Stored items from a collection
[start]
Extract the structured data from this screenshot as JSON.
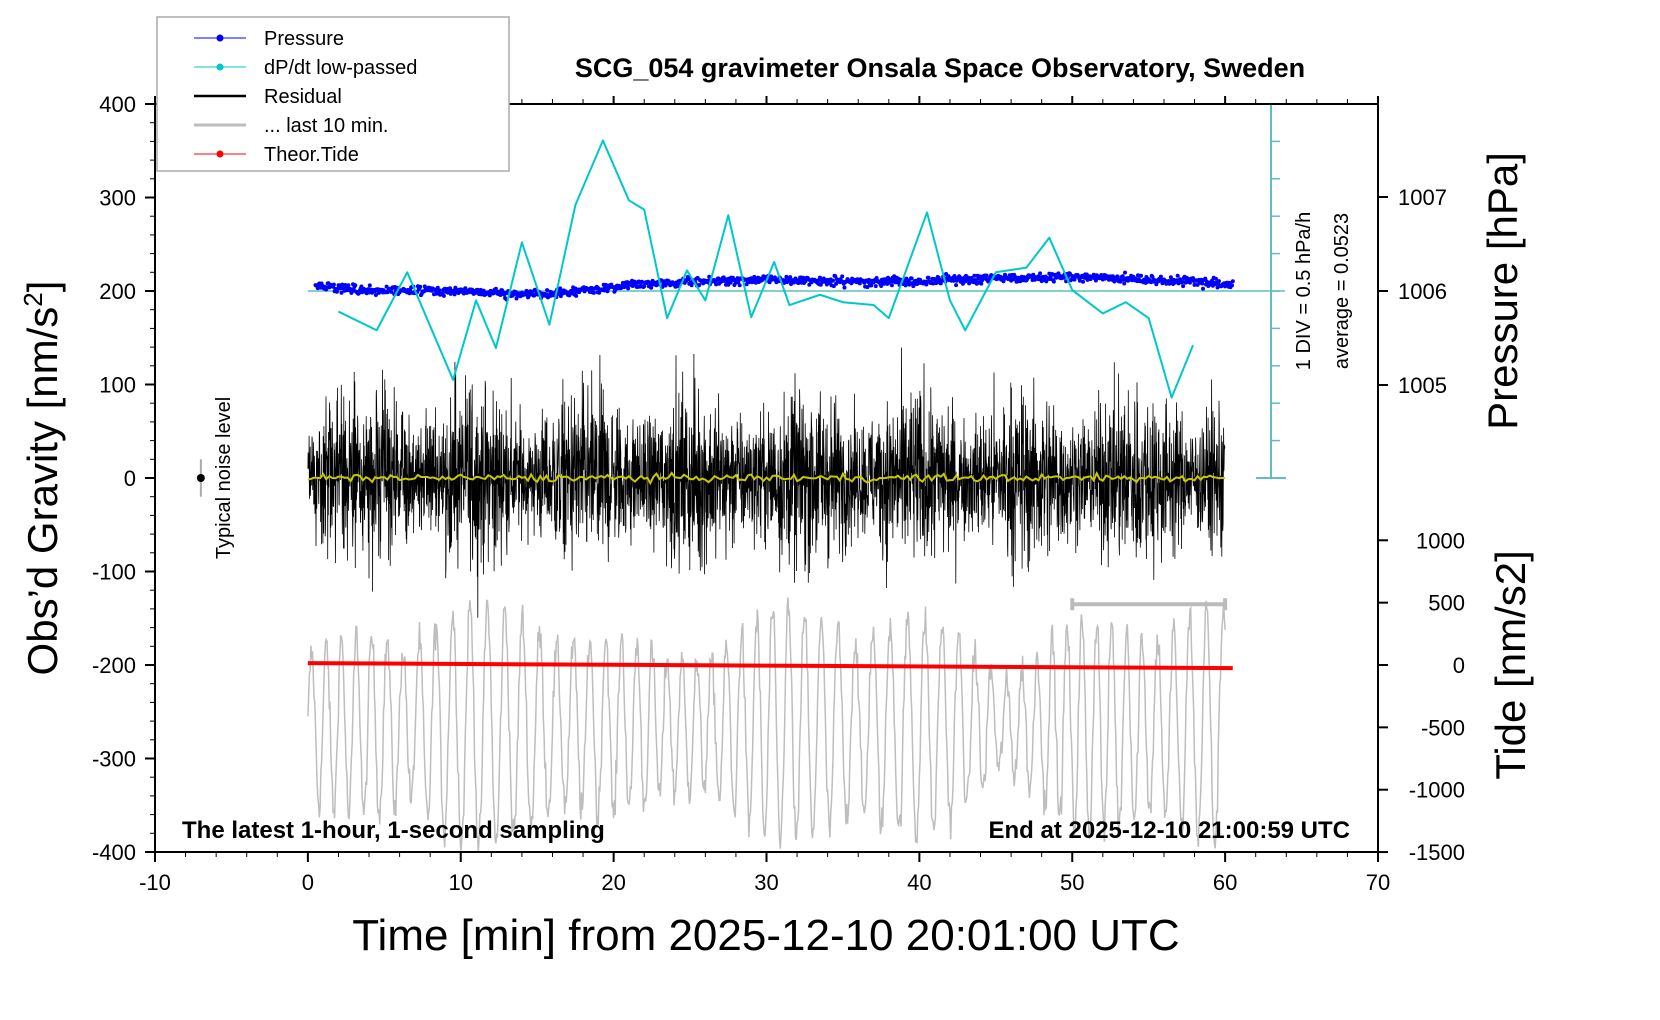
{
  "chart_data": {
    "type": "line",
    "title": "SCG_054 gravimeter Onsala Space Observatory, Sweden",
    "xlabel": "Time [min] from 2025-12-10 20:01:00 UTC",
    "ylabel": "Obs'd Gravity [nm/s2]",
    "ylabel_right_top": "Pressure [hPa]",
    "ylabel_right_bottom": "Tide [nm/s2]",
    "xlim": [
      -10,
      70
    ],
    "ylim": [
      -400,
      400
    ],
    "xticks": [
      "-10",
      "0",
      "10",
      "20",
      "30",
      "40",
      "50",
      "60",
      "70"
    ],
    "yticks": [
      "400",
      "300",
      "200",
      "100",
      "0",
      "-100",
      "-200",
      "-300",
      "-400"
    ],
    "pressure_ticks": [
      "1007",
      "1006",
      "1005"
    ],
    "pressure_tick_values": [
      1007,
      1006,
      1005
    ],
    "tide_ticks": [
      "1000",
      "500",
      "0",
      "-500",
      "-1000",
      "-1500"
    ],
    "tide_tick_values": [
      1000,
      500,
      0,
      -500,
      -1000,
      -1500
    ],
    "legend": {
      "position": "top-left",
      "entries": [
        "Pressure",
        "dP/dt low-passed",
        "Residual",
        "... last 10 min.",
        "Theor.Tide"
      ]
    },
    "colors": {
      "pressure": "#0000ff",
      "dpdt": "#00c8c8",
      "residual": "#000000",
      "last10": "#bebebe",
      "tide": "#ff0000",
      "mean": "#c8c800",
      "scale": "#5fbfbf"
    },
    "annotations": {
      "div": "1 DIV = 0.5 hPa/h",
      "average": "average = 0.0523",
      "noise": "Typical noise level",
      "bottom_left": "The latest 1-hour, 1-second sampling",
      "bottom_right": "End at 2025-12-10 21:00:59 UTC"
    },
    "series": [
      {
        "name": "Pressure",
        "unit": "hPa",
        "x": [
          0.5,
          5,
          10,
          13,
          16,
          19,
          22,
          26,
          30,
          35,
          40,
          45,
          50,
          52,
          55,
          58,
          60.5
        ],
        "values": [
          1006.05,
          1006.0,
          1006.0,
          1005.97,
          1005.97,
          1006.02,
          1006.08,
          1006.1,
          1006.12,
          1006.1,
          1006.1,
          1006.13,
          1006.15,
          1006.15,
          1006.12,
          1006.1,
          1006.07
        ]
      },
      {
        "name": "dP/dt low-passed",
        "unit": "gravity-frame",
        "x": [
          2,
          4.5,
          6.5,
          9.5,
          11,
          12.3,
          14,
          15.8,
          17.5,
          19.3,
          21,
          22,
          23.5,
          24.8,
          26,
          27.5,
          29,
          30.5,
          31.5,
          33.5,
          35,
          37,
          38,
          40.5,
          42,
          43,
          45,
          47,
          48.5,
          50,
          52,
          53.5,
          55,
          56.5,
          57.9
        ],
        "values": [
          178,
          158,
          220,
          105,
          190,
          139,
          252,
          164,
          292,
          361,
          297,
          287,
          171,
          222,
          190,
          281,
          172,
          231,
          185,
          196,
          188,
          185,
          171,
          284,
          190,
          158,
          220,
          225,
          257,
          201,
          176,
          188,
          171,
          86,
          142
        ]
      },
      {
        "name": "Residual",
        "x_range": [
          0,
          60
        ],
        "std": 40,
        "mean": 0
      },
      {
        "name": "... last 10 min.",
        "x_range": [
          0,
          60
        ],
        "offset": -265,
        "amplitude": 90
      },
      {
        "name": "Theor.Tide",
        "unit": "nm/s2",
        "x": [
          0,
          60.5
        ],
        "values": [
          15,
          -25
        ]
      }
    ],
    "noise_level": {
      "x": -7,
      "value": 0,
      "error": 20
    },
    "last10_range": {
      "x": [
        50,
        60
      ],
      "value": -135
    }
  }
}
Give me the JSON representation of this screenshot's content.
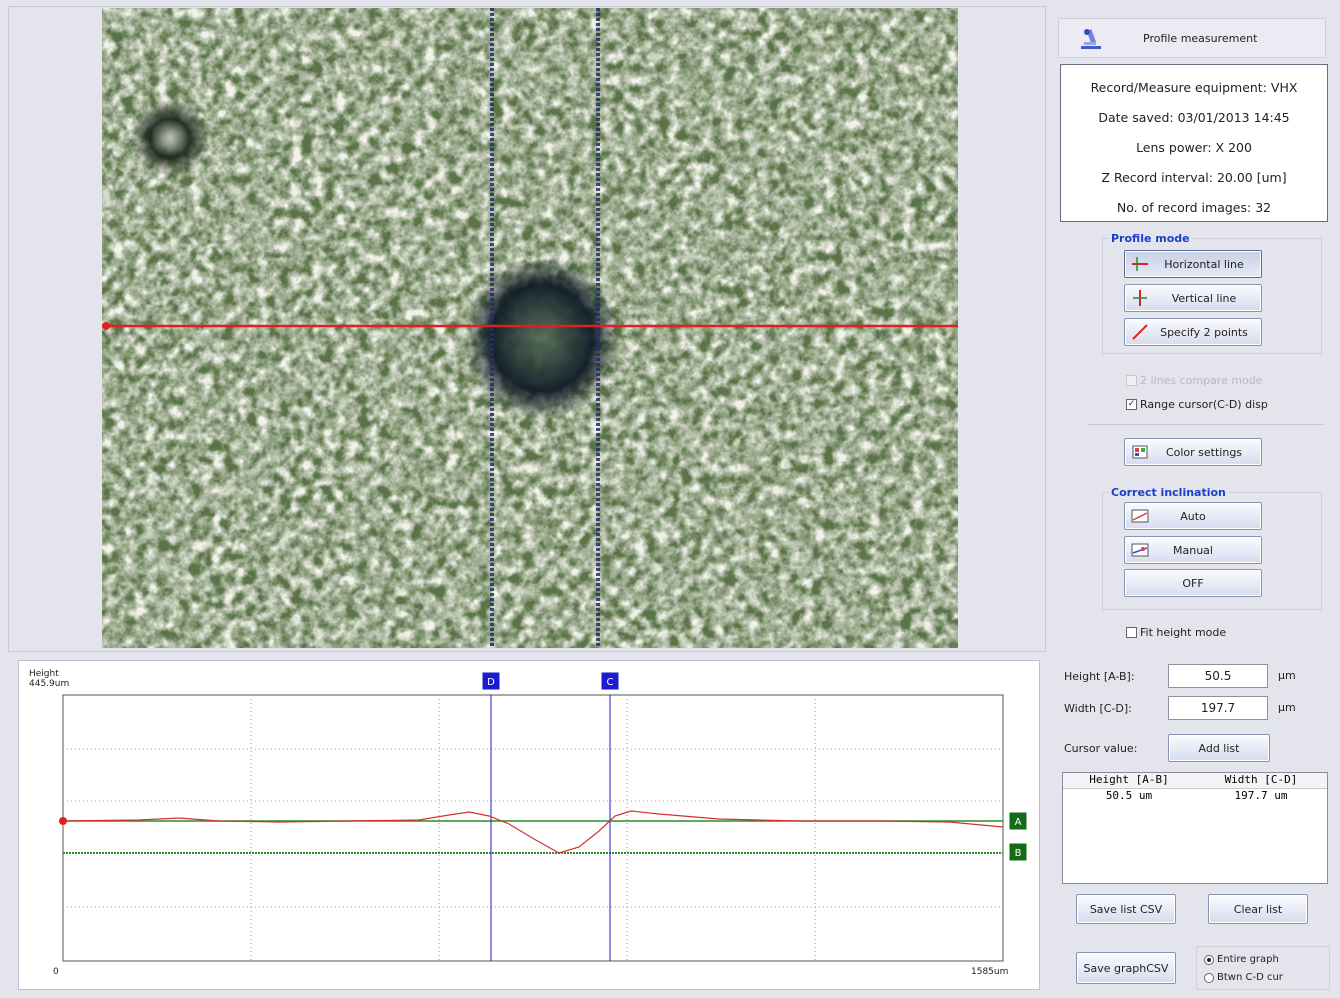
{
  "panel": {
    "title": "Profile measurement",
    "info": [
      {
        "label": "Record/Measure equipment:",
        "value": "VHX"
      },
      {
        "label": "Date saved:",
        "value": "03/01/2013 14:45"
      },
      {
        "label": "Lens power:",
        "value": "X 200"
      },
      {
        "label": "Z Record interval:",
        "value": "20.00 [um]"
      },
      {
        "label": "No. of record images:",
        "value": "32"
      }
    ]
  },
  "profile_mode": {
    "title": "Profile mode",
    "horizontal": "Horizontal line",
    "vertical": "Vertical line",
    "two_points": "Specify 2 points",
    "selected": "Horizontal line"
  },
  "options": {
    "two_lines_compare": "2 lines compare mode",
    "two_lines_compare_enabled": false,
    "range_cursor": "Range cursor(C-D) disp",
    "range_cursor_checked": true,
    "fit_height": "Fit height mode",
    "fit_height_checked": false
  },
  "color_settings": "Color settings",
  "correct_inclination": {
    "title": "Correct inclination",
    "auto": "Auto",
    "manual": "Manual",
    "off": "OFF"
  },
  "measurement": {
    "height_label": "Height [A-B]:",
    "height_value": "50.5",
    "height_unit": "µm",
    "width_label": "Width [C-D]:",
    "width_value": "197.7",
    "width_unit": "µm",
    "cursor_label": "Cursor value:",
    "add_list": "Add list",
    "list_headers": [
      "Height [A-B]",
      "Width [C-D]"
    ],
    "list_rows": [
      [
        "50.5 um",
        "197.7 um"
      ]
    ],
    "save_list_csv": "Save list CSV",
    "clear_list": "Clear list",
    "save_graph_csv": "Save graphCSV",
    "radio_entire": "Entire graph",
    "radio_between": "Btwn C-D cur",
    "radio_selected": "Entire graph"
  },
  "graph": {
    "y_label": "Height",
    "y_max": "445.9um",
    "x_min": "0",
    "x_max": "1585um",
    "cursor_d": "D",
    "cursor_c": "C",
    "cursor_a": "A",
    "cursor_b": "B",
    "colors": {
      "profile": "#d43030",
      "cursor_ab": "#2e8b2e",
      "cursor_cd": "#1b1bd0"
    }
  }
}
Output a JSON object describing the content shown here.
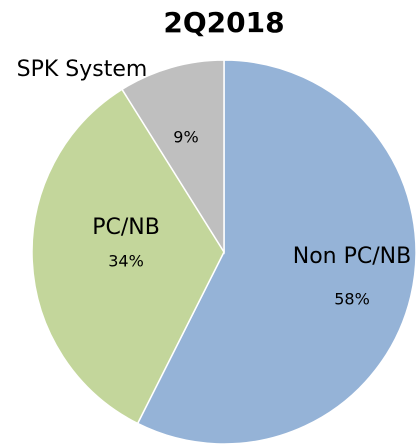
{
  "chart_data": {
    "type": "pie",
    "title": "2Q2018",
    "categories": [
      "Non PC/NB",
      "PC/NB",
      "SPK System"
    ],
    "values": [
      58,
      34,
      9
    ],
    "value_labels": [
      "58%",
      "34%",
      "9%"
    ],
    "colors": [
      "#95b3d7",
      "#c3d69b",
      "#bfbfbf"
    ]
  }
}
[end]
Omitting all images, print the listing exactly.

• _EXERCISE SOLUTION_:
Extract the structured data from this screenshot as JSON.
{
  "chart_data": {
    "type": "line",
    "title": "SCG_054 gravimeter Onsala Space Observatory, Sweden",
    "xlabel": "Time [min] from 2025-12-10 20:01:00 UTC",
    "ylabel": "Obs'd Gravity [nm/s2]",
    "ylabel_right_top": "Pressure [hPa]",
    "ylabel_right_bottom": "Tide [nm/s2]",
    "xlim": [
      -10,
      70
    ],
    "ylim": [
      -400,
      400
    ],
    "xticks": [
      "-10",
      "0",
      "10",
      "20",
      "30",
      "40",
      "50",
      "60",
      "70"
    ],
    "yticks": [
      "400",
      "300",
      "200",
      "100",
      "0",
      "-100",
      "-200",
      "-300",
      "-400"
    ],
    "pressure_ticks": [
      "1007",
      "1006",
      "1005"
    ],
    "pressure_tick_values": [
      1007,
      1006,
      1005
    ],
    "tide_ticks": [
      "1000",
      "500",
      "0",
      "-500",
      "-1000",
      "-1500"
    ],
    "tide_tick_values": [
      1000,
      500,
      0,
      -500,
      -1000,
      -1500
    ],
    "legend": {
      "position": "top-left",
      "entries": [
        "Pressure",
        "dP/dt low-passed",
        "Residual",
        "... last 10 min.",
        "Theor.Tide"
      ]
    },
    "colors": {
      "pressure": "#0000ff",
      "dpdt": "#00c8c8",
      "residual": "#000000",
      "last10": "#bebebe",
      "tide": "#ff0000",
      "mean": "#c8c800",
      "scale": "#5fbfbf"
    },
    "annotations": {
      "div": "1 DIV = 0.5 hPa/h",
      "average": "average = 0.0523",
      "noise": "Typical noise level",
      "bottom_left": "The latest 1-hour, 1-second sampling",
      "bottom_right": "End at 2025-12-10 21:00:59 UTC"
    },
    "series": [
      {
        "name": "Pressure",
        "unit": "hPa",
        "x": [
          0.5,
          5,
          10,
          13,
          16,
          19,
          22,
          26,
          30,
          35,
          40,
          45,
          50,
          52,
          55,
          58,
          60.5
        ],
        "values": [
          1006.05,
          1006.0,
          1006.0,
          1005.97,
          1005.97,
          1006.02,
          1006.08,
          1006.1,
          1006.12,
          1006.1,
          1006.1,
          1006.13,
          1006.15,
          1006.15,
          1006.12,
          1006.1,
          1006.07
        ]
      },
      {
        "name": "dP/dt low-passed",
        "unit": "gravity-frame",
        "x": [
          2,
          4.5,
          6.5,
          9.5,
          11,
          12.3,
          14,
          15.8,
          17.5,
          19.3,
          21,
          22,
          23.5,
          24.8,
          26,
          27.5,
          29,
          30.5,
          31.5,
          33.5,
          35,
          37,
          38,
          40.5,
          42,
          43,
          45,
          47,
          48.5,
          50,
          52,
          53.5,
          55,
          56.5,
          57.9
        ],
        "values": [
          178,
          158,
          220,
          105,
          190,
          139,
          252,
          164,
          292,
          361,
          297,
          287,
          171,
          222,
          190,
          281,
          172,
          231,
          185,
          196,
          188,
          185,
          171,
          284,
          190,
          158,
          220,
          225,
          257,
          201,
          176,
          188,
          171,
          86,
          142
        ]
      },
      {
        "name": "Residual",
        "x_range": [
          0,
          60
        ],
        "std": 40,
        "mean": 0
      },
      {
        "name": "... last 10 min.",
        "x_range": [
          0,
          60
        ],
        "offset": -265,
        "amplitude": 90
      },
      {
        "name": "Theor.Tide",
        "unit": "nm/s2",
        "x": [
          0,
          60.5
        ],
        "values": [
          15,
          -25
        ]
      }
    ],
    "noise_level": {
      "x": -7,
      "value": 0,
      "error": 20
    },
    "last10_range": {
      "x": [
        50,
        60
      ],
      "value": -135
    }
  }
}
Give me the JSON representation of this screenshot's content.
{
  "panel": {
    "title": "Profile measurement",
    "info": [
      {
        "label": "Record/Measure equipment:",
        "value": "VHX"
      },
      {
        "label": "Date saved:",
        "value": "03/01/2013 14:45"
      },
      {
        "label": "Lens power:",
        "value": "X 200"
      },
      {
        "label": "Z Record interval:",
        "value": "20.00 [um]"
      },
      {
        "label": "No. of record images:",
        "value": "32"
      }
    ]
  },
  "profile_mode": {
    "title": "Profile mode",
    "horizontal": "Horizontal line",
    "vertical": "Vertical line",
    "two_points": "Specify 2 points",
    "selected": "Horizontal line"
  },
  "options": {
    "two_lines_compare": "2 lines compare mode",
    "two_lines_compare_enabled": false,
    "range_cursor": "Range cursor(C-D) disp",
    "range_cursor_checked": true,
    "fit_height": "Fit height mode",
    "fit_height_checked": false
  },
  "color_settings": "Color settings",
  "correct_inclination": {
    "title": "Correct inclination",
    "auto": "Auto",
    "manual": "Manual",
    "off": "OFF"
  },
  "measurement": {
    "height_label": "Height [A-B]:",
    "height_value": "50.5",
    "height_unit": "µm",
    "width_label": "Width [C-D]:",
    "width_value": "197.7",
    "width_unit": "µm",
    "cursor_label": "Cursor value:",
    "add_list": "Add list",
    "list_headers": [
      "Height [A-B]",
      "Width [C-D]"
    ],
    "list_rows": [
      [
        "50.5 um",
        "197.7 um"
      ]
    ],
    "save_list_csv": "Save list CSV",
    "clear_list": "Clear list",
    "save_graph_csv": "Save graphCSV",
    "radio_entire": "Entire graph",
    "radio_between": "Btwn C-D cur",
    "radio_selected": "Entire graph"
  },
  "graph": {
    "y_label": "Height",
    "y_max": "445.9um",
    "x_min": "0",
    "x_max": "1585um",
    "cursor_d": "D",
    "cursor_c": "C",
    "cursor_a": "A",
    "cursor_b": "B",
    "colors": {
      "profile": "#d43030",
      "cursor_ab": "#2e8b2e",
      "cursor_cd": "#1b1bd0"
    }
  }
}
Output a JSON object describing the content shown here.
{
  "chart_data": {
    "type": "pie",
    "title": "2Q2018",
    "categories": [
      "Non PC/NB",
      "PC/NB",
      "SPK System"
    ],
    "values": [
      58,
      34,
      9
    ],
    "value_labels": [
      "58%",
      "34%",
      "9%"
    ],
    "colors": [
      "#95b3d7",
      "#c3d69b",
      "#bfbfbf"
    ]
  }
}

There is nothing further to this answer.